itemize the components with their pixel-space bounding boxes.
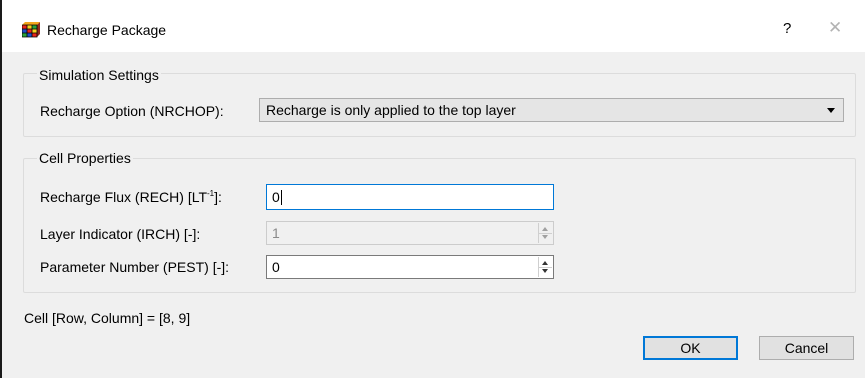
spin-up-icon[interactable]	[542, 261, 548, 265]
ok-button[interactable]: OK	[643, 336, 738, 360]
parameter-number-label: Parameter Number (PEST) [-]:	[40, 259, 230, 275]
chevron-down-icon[interactable]	[827, 108, 835, 113]
recharge-flux-input[interactable]: 0	[266, 184, 554, 210]
recharge-flux-value: 0	[272, 189, 280, 205]
simulation-settings-title: Simulation Settings	[37, 67, 161, 83]
layer-indicator-label: Layer Indicator (IRCH) [-]:	[40, 226, 201, 242]
title-bar: Recharge Package ? ✕	[2, 0, 865, 52]
spin-up-icon[interactable]	[542, 227, 548, 231]
cell-location-status: Cell [Row, Column] = [8, 9]	[24, 310, 191, 326]
dialog-body: Simulation Settings Recharge Option (NRC…	[2, 52, 865, 378]
spin-down-icon[interactable]	[542, 269, 548, 273]
parameter-number-value: 0	[272, 259, 280, 275]
text-caret	[281, 190, 282, 205]
layer-indicator-spinbox[interactable]: 1	[266, 221, 554, 245]
parameter-number-spin-buttons[interactable]	[538, 257, 552, 277]
recharge-option-label: Recharge Option (NRCHOP):	[40, 103, 224, 119]
close-button[interactable]: ✕	[828, 18, 842, 38]
window-title: Recharge Package	[47, 22, 167, 38]
layer-indicator-value: 1	[272, 225, 280, 241]
recharge-flux-label: Recharge Flux (RECH) [LT-1]:	[40, 189, 222, 205]
parameter-number-spinbox[interactable]: 0	[266, 255, 554, 279]
recharge-option-value: Recharge is only applied to the top laye…	[266, 102, 516, 118]
app-grid-icon	[21, 22, 40, 38]
recharge-option-dropdown[interactable]: Recharge is only applied to the top laye…	[259, 98, 844, 122]
layer-indicator-spin-buttons[interactable]	[538, 223, 552, 243]
cancel-button[interactable]: Cancel	[759, 336, 854, 360]
spin-down-icon[interactable]	[542, 235, 548, 239]
cell-properties-title: Cell Properties	[37, 150, 133, 166]
help-button[interactable]: ?	[783, 20, 791, 37]
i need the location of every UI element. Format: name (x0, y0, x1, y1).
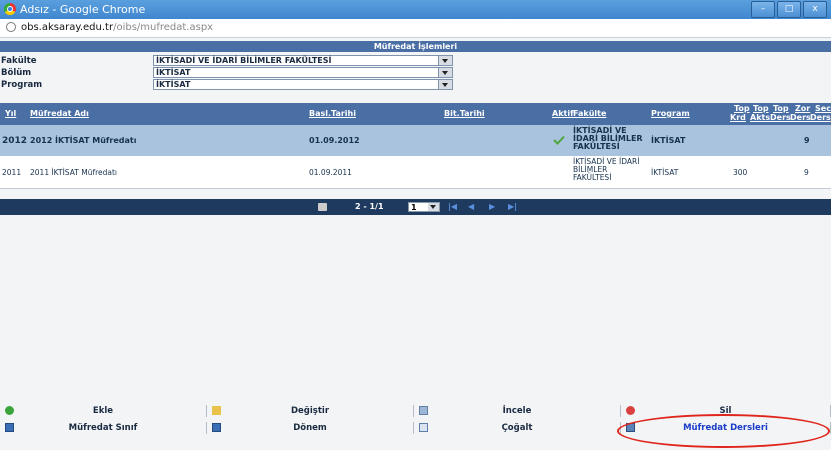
close-button[interactable]: x (803, 1, 827, 18)
filter-row-bolum: Bölüm İKTİSAT (0, 67, 831, 79)
col-sec-ders-line2[interactable]: Ders (810, 113, 831, 122)
chrome-logo-icon (4, 3, 16, 15)
cell-top-ders: 9 (804, 136, 810, 145)
cell-program: İKTİSAT (651, 168, 679, 177)
col-top-akts-line2[interactable]: Akts (750, 113, 770, 122)
mufredat-sinif-button[interactable]: Müfredat Sınıf (0, 422, 207, 434)
cell-basl-tarihi: 01.09.2011 (309, 168, 352, 177)
program-select-value: İKTİSAT (156, 80, 191, 89)
donem-button-label: Dönem (293, 423, 327, 433)
pager-info: 2 - 1/1 (355, 202, 384, 211)
cell-basl-tarihi: 01.09.2012 (309, 136, 360, 145)
col-fakulte[interactable]: Fakülte (573, 109, 606, 118)
filter-label-program: Program (1, 80, 43, 90)
cell-top-akts: 300 (733, 168, 748, 177)
filter-label-fakulte: Fakülte (1, 56, 37, 66)
degistir-button-label: Değiştir (290, 406, 330, 416)
cell-yil: 2011 (2, 168, 22, 177)
highlight-annotation (617, 414, 830, 448)
window-titlebar: Adsız - Google Chrome – □ x (0, 0, 831, 19)
ekle-button-label: Ekle (92, 406, 114, 416)
incele-button[interactable]: İncele (414, 405, 621, 417)
globe-icon (6, 22, 16, 32)
col-basl-tarihi[interactable]: Basl.Tarihi (309, 109, 356, 118)
col-top-ders-line1[interactable]: Top (773, 104, 789, 113)
fakulte-select[interactable]: İKTİSADİ VE İDARİ BİLİMLER FAKÜLTESİ (153, 55, 453, 66)
cell-fakulte: İKTİSADİ VE İDARİ BİLİMLER FAKÜLTESİ (573, 158, 639, 182)
window-controls: – □ x (751, 1, 827, 18)
col-bit-tarihi[interactable]: Bit.Tarihi (444, 109, 485, 118)
filter-row-fakulte: Fakülte İKTİSADİ VE İDARİ BİLİMLER FAKÜL… (0, 55, 831, 67)
col-sec-ders-line1[interactable]: Sec (815, 104, 831, 113)
degistir-button[interactable]: Değiştir (207, 405, 414, 417)
address-bar[interactable]: obs.aksaray.edu.tr/oibs/mufredat.aspx (0, 19, 831, 38)
donem-button[interactable]: Dönem (207, 422, 414, 434)
printer-icon[interactable] (318, 203, 327, 211)
fakulte-select-value: İKTİSADİ VE İDARİ BİLİMLER FAKÜLTESİ (156, 56, 332, 65)
col-top-krd-line1[interactable]: Top (734, 104, 750, 113)
pager-bar: 2 - 1/1 1 |◀ ◀ ▶ ▶| (0, 199, 831, 215)
minimize-button[interactable]: – (751, 1, 775, 18)
prev-page-icon[interactable]: ◀ (468, 202, 474, 211)
col-top-krd-line2[interactable]: Krd (730, 113, 746, 122)
cell-fakulte-line: FAKÜLTESİ (573, 173, 612, 182)
col-top-ders-line2[interactable]: Ders (770, 113, 791, 122)
panel-title: Müfredat İşlemleri (0, 41, 831, 52)
incele-button-label: İncele (502, 406, 532, 416)
cell-mufredat-adi: 2011 İKTİSAT Müfredatı (30, 168, 118, 177)
cell-top-ders: 9 (804, 168, 809, 177)
url-path: /oibs/mufredat.aspx (113, 22, 214, 33)
cell-yil: 2012 (2, 136, 28, 146)
next-page-icon[interactable]: ▶ (489, 202, 495, 211)
chevron-down-icon[interactable] (438, 80, 452, 89)
col-program[interactable]: Program (651, 109, 690, 118)
bolum-select-value: İKTİSAT (156, 68, 191, 77)
grid-header: Yıl Müfredat Adı Basl.Tarihi Bit.Tarihi … (0, 103, 831, 125)
col-zor-ders-line1[interactable]: Zor (795, 104, 810, 113)
checkmark-icon (553, 135, 565, 145)
filter-label-bolum: Bölüm (1, 68, 32, 78)
url-domain: obs.aksaray.edu.tr (21, 22, 114, 33)
chevron-down-icon[interactable] (438, 56, 452, 65)
window-title: Adsız - Google Chrome (20, 3, 146, 16)
chevron-down-icon[interactable] (438, 68, 452, 77)
page-select-value: 1 (411, 203, 417, 212)
col-mufredat-adi[interactable]: Müfredat Adı (30, 109, 89, 118)
col-aktif[interactable]: Aktif (552, 109, 574, 118)
table-row[interactable]: 2011 2011 İKTİSAT Müfredatı 01.09.2011 İ… (0, 156, 831, 189)
cell-fakulte: İKTİSADİ VE İDARİ BİLİMLER FAKÜLTESİ (573, 127, 643, 151)
col-zor-ders-line2[interactable]: Ders (790, 113, 811, 122)
chevron-down-icon[interactable] (428, 203, 439, 211)
cogalt-button[interactable]: Çoğalt (414, 422, 621, 434)
mufredat-sinif-button-label: Müfredat Sınıf (68, 423, 138, 433)
ekle-button[interactable]: Ekle (0, 405, 207, 417)
cogalt-button-label: Çoğalt (501, 423, 533, 433)
cell-fakulte-line: FAKÜLTESİ (573, 142, 620, 151)
maximize-button[interactable]: □ (777, 1, 801, 18)
filter-row-program: Program İKTİSAT (0, 79, 831, 91)
last-page-icon[interactable]: ▶| (508, 202, 517, 211)
cell-program: İKTİSAT (651, 136, 686, 145)
program-select[interactable]: İKTİSAT (153, 79, 453, 90)
table-row[interactable]: 2012 2012 İKTİSAT Müfredatı 01.09.2012 İ… (0, 125, 831, 156)
cell-mufredat-adi: 2012 İKTİSAT Müfredatı (30, 136, 137, 145)
bolum-select[interactable]: İKTİSAT (153, 67, 453, 78)
url-text[interactable]: obs.aksaray.edu.tr/oibs/mufredat.aspx (21, 22, 213, 33)
first-page-icon[interactable]: |◀ (448, 202, 457, 211)
page-select[interactable]: 1 (408, 202, 440, 212)
col-top-akts-line1[interactable]: Top (753, 104, 769, 113)
col-yil[interactable]: Yıl (5, 109, 16, 118)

★ ★ ★

▸ OBJECTIVE: Reproduce the items from the line with "close-button[interactable]: x (803, 1, 827, 18)" to the line with "mufredat-sinif-button[interactable]: Müfredat Sınıf", renaming "interactable" to "clickable" wherever it occurs and changing nothing else.

▸ RESULT:
close-button[clickable]: x (803, 1, 827, 18)
filter-row-bolum: Bölüm İKTİSAT (0, 67, 831, 79)
col-sec-ders-line2[clickable]: Ders (810, 113, 831, 122)
chrome-logo-icon (4, 3, 16, 15)
cell-top-ders: 9 (804, 136, 810, 145)
cell-program: İKTİSAT (651, 168, 679, 177)
col-top-akts-line2[clickable]: Akts (750, 113, 770, 122)
mufredat-sinif-button[clickable]: Müfredat Sınıf (0, 422, 207, 434)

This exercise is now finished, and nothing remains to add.